>> START Material for this task
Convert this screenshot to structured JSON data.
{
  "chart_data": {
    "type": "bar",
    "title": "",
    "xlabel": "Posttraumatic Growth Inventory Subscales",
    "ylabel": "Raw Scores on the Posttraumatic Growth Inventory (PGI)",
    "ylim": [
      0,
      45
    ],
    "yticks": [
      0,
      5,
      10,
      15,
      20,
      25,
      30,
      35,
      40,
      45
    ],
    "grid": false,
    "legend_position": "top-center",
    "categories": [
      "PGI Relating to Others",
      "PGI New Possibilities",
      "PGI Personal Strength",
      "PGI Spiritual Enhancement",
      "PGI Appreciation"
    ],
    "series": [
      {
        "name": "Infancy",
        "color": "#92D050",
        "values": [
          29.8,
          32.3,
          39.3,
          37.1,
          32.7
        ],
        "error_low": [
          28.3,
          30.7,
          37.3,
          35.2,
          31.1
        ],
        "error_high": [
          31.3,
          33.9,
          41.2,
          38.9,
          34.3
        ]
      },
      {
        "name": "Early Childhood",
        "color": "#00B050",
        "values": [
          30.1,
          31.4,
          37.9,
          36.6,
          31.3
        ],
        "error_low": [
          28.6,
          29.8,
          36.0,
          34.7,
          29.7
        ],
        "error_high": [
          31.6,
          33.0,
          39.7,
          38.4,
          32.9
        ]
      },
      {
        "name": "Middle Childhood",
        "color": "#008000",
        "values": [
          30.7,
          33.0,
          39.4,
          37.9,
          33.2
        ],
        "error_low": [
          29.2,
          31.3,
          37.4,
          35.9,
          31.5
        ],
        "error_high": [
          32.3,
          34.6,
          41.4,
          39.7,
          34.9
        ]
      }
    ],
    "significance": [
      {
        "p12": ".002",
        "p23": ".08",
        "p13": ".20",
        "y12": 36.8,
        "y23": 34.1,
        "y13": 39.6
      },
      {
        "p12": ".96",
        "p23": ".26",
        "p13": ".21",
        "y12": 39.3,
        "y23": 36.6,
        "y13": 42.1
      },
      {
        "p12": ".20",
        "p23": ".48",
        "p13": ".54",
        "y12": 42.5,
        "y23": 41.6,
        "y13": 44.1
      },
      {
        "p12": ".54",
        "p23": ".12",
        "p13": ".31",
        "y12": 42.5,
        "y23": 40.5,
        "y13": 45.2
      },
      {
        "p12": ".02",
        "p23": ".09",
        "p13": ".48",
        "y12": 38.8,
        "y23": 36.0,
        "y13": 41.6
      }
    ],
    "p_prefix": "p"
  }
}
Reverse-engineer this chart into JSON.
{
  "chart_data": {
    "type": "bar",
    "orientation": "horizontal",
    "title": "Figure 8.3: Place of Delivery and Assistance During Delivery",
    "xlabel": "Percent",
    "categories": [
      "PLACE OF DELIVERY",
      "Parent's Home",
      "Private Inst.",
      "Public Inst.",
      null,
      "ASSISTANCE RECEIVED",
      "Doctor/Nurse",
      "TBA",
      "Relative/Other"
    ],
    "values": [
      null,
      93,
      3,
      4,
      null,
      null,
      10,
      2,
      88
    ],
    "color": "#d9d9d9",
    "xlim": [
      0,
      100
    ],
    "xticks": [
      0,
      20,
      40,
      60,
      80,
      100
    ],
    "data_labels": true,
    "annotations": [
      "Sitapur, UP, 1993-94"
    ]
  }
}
>> END Material for this task
→ Task directions:
In the listing above, locate each line with "Inventory" and copy it.

→ Response for this exercise:
    "xlabel": "Posttraumatic Growth Inventory Subscales",
    "ylabel": "Raw Scores on the Posttraumatic Growth Inventory (PGI)",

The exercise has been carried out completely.